* Begin Recorded information *

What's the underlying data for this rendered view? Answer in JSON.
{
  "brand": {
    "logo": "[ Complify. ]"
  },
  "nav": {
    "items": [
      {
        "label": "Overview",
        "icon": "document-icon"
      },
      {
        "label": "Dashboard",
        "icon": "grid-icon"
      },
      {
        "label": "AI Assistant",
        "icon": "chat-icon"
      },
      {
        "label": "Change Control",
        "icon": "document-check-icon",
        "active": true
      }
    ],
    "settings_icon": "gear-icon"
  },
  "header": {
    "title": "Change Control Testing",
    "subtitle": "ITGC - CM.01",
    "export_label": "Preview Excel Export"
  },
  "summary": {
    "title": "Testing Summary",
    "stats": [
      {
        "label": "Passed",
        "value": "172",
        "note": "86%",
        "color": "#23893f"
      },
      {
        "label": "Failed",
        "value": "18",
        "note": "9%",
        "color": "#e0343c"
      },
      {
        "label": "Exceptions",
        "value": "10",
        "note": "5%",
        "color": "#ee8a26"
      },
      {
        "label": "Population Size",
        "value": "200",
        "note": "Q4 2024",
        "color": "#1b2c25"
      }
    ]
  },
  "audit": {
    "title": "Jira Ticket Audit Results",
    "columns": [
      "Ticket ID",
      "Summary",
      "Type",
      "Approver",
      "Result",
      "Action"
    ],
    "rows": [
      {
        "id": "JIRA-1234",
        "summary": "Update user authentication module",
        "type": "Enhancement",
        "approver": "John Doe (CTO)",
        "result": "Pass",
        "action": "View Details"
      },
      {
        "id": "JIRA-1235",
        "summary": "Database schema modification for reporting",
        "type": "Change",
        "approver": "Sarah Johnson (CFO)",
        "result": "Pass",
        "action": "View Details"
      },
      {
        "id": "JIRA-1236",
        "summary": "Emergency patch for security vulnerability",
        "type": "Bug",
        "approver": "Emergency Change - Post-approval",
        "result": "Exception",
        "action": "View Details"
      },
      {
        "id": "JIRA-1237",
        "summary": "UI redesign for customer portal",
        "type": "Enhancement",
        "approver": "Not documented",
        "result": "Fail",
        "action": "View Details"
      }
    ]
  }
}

* End Recorded information *

Exercise = Write out all of the records once more, exactly.

Response to the task =
What's the underlying data for this rendered view? Answer in JSON.
{
  "brand": {
    "logo": "[ Complify. ]"
  },
  "nav": {
    "items": [
      {
        "label": "Overview",
        "icon": "document-icon"
      },
      {
        "label": "Dashboard",
        "icon": "grid-icon"
      },
      {
        "label": "AI Assistant",
        "icon": "chat-icon"
      },
      {
        "label": "Change Control",
        "icon": "document-check-icon",
        "active": true
      }
    ],
    "settings_icon": "gear-icon"
  },
  "header": {
    "title": "Change Control Testing",
    "subtitle": "ITGC - CM.01",
    "export_label": "Preview Excel Export"
  },
  "summary": {
    "title": "Testing Summary",
    "stats": [
      {
        "label": "Passed",
        "value": "172",
        "note": "86%",
        "color": "#23893f"
      },
      {
        "label": "Failed",
        "value": "18",
        "note": "9%",
        "color": "#e0343c"
      },
      {
        "label": "Exceptions",
        "value": "10",
        "note": "5%",
        "color": "#ee8a26"
      },
      {
        "label": "Population Size",
        "value": "200",
        "note": "Q4 2024",
        "color": "#1b2c25"
      }
    ]
  },
  "audit": {
    "title": "Jira Ticket Audit Results",
    "columns": [
      "Ticket ID",
      "Summary",
      "Type",
      "Approver",
      "Result",
      "Action"
    ],
    "rows": [
      {
        "id": "JIRA-1234",
        "summary": "Update user authentication module",
        "type": "Enhancement",
        "approver": "John Doe (CTO)",
        "result": "Pass",
        "action": "View Details"
      },
      {
        "id": "JIRA-1235",
        "summary": "Database schema modification for reporting",
        "type": "Change",
        "approver": "Sarah Johnson (CFO)",
        "result": "Pass",
        "action": "View Details"
      },
      {
        "id": "JIRA-1236",
        "summary": "Emergency patch for security vulnerability",
        "type": "Bug",
        "approver": "Emergency Change - Post-approval",
        "result": "Exception",
        "action": "View Details"
      },
      {
        "id": "JIRA-1237",
        "summary": "UI redesign for customer portal",
        "type": "Enhancement",
        "approver": "Not documented",
        "result": "Fail",
        "action": "View Details"
      }
    ]
  }
}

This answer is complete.